* BRANO SCELTO *
------

Neppure Gloria Cuartas che ricorda che «tutte le testimonianze
rese negli
ultimi otto anni sulle violazioni dei diritti umani sono
servite soltanto a
criminalizzare le vittime e non i carnefici».
Ancora più
dall'insediamento di Uribe, parlare di giustizia, in Colombia
è un eufemismo.
Sottoposta a minacce e ripulita da quasi tutti gli elementi
onesti, la
magistratura ha sempre assecondato il sodalizio tra i vertici
dell'esercito,
comandato negli anni scorsi nella regione di Urabà dal
generale Rito Alejo Del
Río, detto «El Pacificador» (al quale persino gli Usa avevano
negato il visto
d'ingresso per avere costituito gruppi paramilitari) e il
nucleo centrale delle
Auc, a capo dei quali c'erano Carlos Castaño e Salvatore
Mancuso. Oltre ad
intimidire i testi o ad accumulare inutilmente le loro
denunce, i giudici hanno
lasciato spesso filtrare le loro generalità, segnalandoli ai
killer statali e
parastatali.
Un massacro impunito
Dei duemila abitanti
di
San José, dal 1997 ne sono stati ammazzati 165, una ventina
dalle Farc e dell'Eln
e il resto da militari e paras. Non a caso, nel centro del
villaggio, cresce a
dismisura un monumento di mattoni con i nomi delle vittime e,
dietro le fila
delle baracche, il cimitero. Non solo tutti gli omicidi sono
rimasti impuniti:
come ricorda padre Javier Giraldo «in molti hanno pagato con
la morte la
fiducia nella giustizia». Per questo, la Comunità ha deciso di
rendere
testimonianza del massacro solo alla Commissione
interamericana dei diritti
umani, riunita il 14 marzo in Costarica. I giudici della
Fiscalia lasciano a
mani vuote San José. Sulla strada del ritorno sono attaccati a
colpi di mortai
e lanciarazzi, che uccidono un poliziotto di scorta e ne
feriscono altri tre.

------

* COMPITI *
A. Nel brano sul massacro di San José, perché la Comunità decide di rendere testimonianza soltanto alla Commissione interamericana dei diritti umani? Rispondi in una-tre frasi.
B. Prosegui il brano sul massacro di San José, in Colombia, riprendendo dopo l'ultima frase.
Le righe che seguono non hanno alcun legame con il brano.

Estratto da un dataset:
------

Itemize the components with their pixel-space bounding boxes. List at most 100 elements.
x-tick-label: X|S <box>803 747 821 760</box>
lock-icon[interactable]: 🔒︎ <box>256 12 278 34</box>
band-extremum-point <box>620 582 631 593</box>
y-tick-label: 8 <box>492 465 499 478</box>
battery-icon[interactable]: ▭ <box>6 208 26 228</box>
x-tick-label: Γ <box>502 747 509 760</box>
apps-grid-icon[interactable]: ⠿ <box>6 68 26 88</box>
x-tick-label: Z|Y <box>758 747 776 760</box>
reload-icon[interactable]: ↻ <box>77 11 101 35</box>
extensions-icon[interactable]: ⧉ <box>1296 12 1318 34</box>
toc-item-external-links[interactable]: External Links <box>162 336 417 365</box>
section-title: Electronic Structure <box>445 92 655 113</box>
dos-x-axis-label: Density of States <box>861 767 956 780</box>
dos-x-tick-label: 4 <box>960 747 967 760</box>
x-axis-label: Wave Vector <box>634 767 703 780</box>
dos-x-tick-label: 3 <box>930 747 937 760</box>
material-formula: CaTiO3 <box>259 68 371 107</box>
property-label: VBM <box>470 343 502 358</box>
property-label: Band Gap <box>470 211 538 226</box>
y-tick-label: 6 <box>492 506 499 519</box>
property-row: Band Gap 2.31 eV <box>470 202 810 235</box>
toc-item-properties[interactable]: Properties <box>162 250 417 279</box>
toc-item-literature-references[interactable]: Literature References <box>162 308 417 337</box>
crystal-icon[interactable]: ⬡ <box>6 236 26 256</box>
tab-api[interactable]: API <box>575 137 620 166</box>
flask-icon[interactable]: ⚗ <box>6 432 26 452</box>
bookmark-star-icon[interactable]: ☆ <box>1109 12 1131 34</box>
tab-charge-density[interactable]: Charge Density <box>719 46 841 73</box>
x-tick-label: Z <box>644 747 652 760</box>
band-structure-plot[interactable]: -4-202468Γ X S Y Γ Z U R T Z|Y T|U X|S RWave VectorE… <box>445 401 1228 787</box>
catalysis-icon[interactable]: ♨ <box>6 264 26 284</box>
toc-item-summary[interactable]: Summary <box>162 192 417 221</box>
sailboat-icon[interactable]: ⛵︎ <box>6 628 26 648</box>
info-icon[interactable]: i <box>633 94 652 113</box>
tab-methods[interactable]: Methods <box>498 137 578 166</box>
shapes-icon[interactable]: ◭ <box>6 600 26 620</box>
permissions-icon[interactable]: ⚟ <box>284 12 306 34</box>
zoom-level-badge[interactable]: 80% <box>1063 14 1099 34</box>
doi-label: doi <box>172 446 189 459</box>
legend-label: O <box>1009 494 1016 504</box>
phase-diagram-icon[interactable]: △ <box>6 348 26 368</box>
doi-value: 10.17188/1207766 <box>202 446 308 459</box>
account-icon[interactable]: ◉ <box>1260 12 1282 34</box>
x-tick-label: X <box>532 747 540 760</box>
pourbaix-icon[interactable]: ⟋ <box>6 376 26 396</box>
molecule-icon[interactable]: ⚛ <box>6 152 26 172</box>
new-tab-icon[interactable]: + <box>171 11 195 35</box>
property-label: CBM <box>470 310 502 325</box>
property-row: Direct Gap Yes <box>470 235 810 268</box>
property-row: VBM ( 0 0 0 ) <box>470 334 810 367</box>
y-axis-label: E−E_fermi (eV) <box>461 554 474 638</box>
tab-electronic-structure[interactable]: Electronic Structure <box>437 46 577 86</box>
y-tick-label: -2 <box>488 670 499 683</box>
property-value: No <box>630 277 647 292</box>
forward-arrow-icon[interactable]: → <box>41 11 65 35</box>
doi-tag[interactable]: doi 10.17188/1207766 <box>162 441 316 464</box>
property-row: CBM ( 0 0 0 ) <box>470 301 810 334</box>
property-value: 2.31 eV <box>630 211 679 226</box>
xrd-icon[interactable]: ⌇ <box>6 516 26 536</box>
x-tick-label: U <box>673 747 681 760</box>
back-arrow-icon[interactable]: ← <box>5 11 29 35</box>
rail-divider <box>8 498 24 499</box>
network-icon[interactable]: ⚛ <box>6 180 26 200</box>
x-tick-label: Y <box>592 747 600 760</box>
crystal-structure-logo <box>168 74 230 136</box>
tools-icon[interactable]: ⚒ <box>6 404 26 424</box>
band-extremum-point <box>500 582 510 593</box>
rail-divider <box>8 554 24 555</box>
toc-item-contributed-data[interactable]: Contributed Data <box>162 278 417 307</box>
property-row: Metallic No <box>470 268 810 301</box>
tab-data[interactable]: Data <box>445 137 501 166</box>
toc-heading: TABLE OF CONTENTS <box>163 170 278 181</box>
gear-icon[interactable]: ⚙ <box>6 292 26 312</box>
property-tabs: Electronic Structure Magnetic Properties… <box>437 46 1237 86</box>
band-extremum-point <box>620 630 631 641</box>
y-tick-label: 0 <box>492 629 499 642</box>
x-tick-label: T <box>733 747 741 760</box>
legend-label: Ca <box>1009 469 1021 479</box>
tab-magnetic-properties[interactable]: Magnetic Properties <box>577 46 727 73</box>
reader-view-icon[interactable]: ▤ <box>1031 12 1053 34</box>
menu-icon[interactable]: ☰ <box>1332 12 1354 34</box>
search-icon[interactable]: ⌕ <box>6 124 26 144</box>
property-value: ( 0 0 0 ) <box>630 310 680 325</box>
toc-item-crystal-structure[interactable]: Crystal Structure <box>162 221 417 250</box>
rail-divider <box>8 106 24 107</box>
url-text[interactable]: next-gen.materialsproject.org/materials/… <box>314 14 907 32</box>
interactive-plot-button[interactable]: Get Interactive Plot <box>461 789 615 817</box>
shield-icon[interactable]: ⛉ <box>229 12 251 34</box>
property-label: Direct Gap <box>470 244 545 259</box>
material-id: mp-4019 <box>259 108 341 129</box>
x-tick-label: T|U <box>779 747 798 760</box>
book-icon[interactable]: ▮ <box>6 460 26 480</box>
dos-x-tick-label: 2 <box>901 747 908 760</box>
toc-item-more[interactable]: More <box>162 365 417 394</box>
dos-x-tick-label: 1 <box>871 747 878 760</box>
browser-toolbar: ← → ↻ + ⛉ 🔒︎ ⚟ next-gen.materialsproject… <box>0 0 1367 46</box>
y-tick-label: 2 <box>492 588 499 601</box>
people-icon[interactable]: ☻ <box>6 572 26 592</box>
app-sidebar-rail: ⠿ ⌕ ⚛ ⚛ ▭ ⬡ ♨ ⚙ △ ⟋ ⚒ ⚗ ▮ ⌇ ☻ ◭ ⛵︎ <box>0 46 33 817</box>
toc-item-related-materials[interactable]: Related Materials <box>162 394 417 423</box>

------

* RISPOSTE *
A. Tutti gli omicidi sono rimasti impuniti. Inoltre, come ricorda padre Javier Giraldo, molti hanno pagato con la morte la fiducia nella giustizia. Per questo la Comunità ha scelto di testimoniare solo davanti alla Commissione, riunita il 14 marzo in Costarica.

B.
L'agguato, che governo, esercito e giudici attribuiscono alle
Farc, corrobora
per i giornali la colpevolezza dei ribelli nell'uccisione di
Luis Eduardo e
degli altri 8. Da Bogotà Uribe tuona che «non può esserci un
solo centimetro
del territorio nazionale vietato alla forza pubblica».
Considerando la
«neutralità» una forma di complicità con la guerriglia, il
ministro della
difesa annuncia che verrà al più presto sanata l'anomalia di
San José e delle
altre comunità di pace esistenti, per lo più lungo la costa
del Pacifico.
Quando, il giorno dopo, l'esercito entra nelle stradine del
villaggio, i suoi
abitanti minacciano un nuovo esodo, rifiutandosi di «convivere
con i loro
assassini». E fanno un appello a tutte le voci libere del
mondo perché si
uniscano nel richiedere il rispetto per la popolazione civile.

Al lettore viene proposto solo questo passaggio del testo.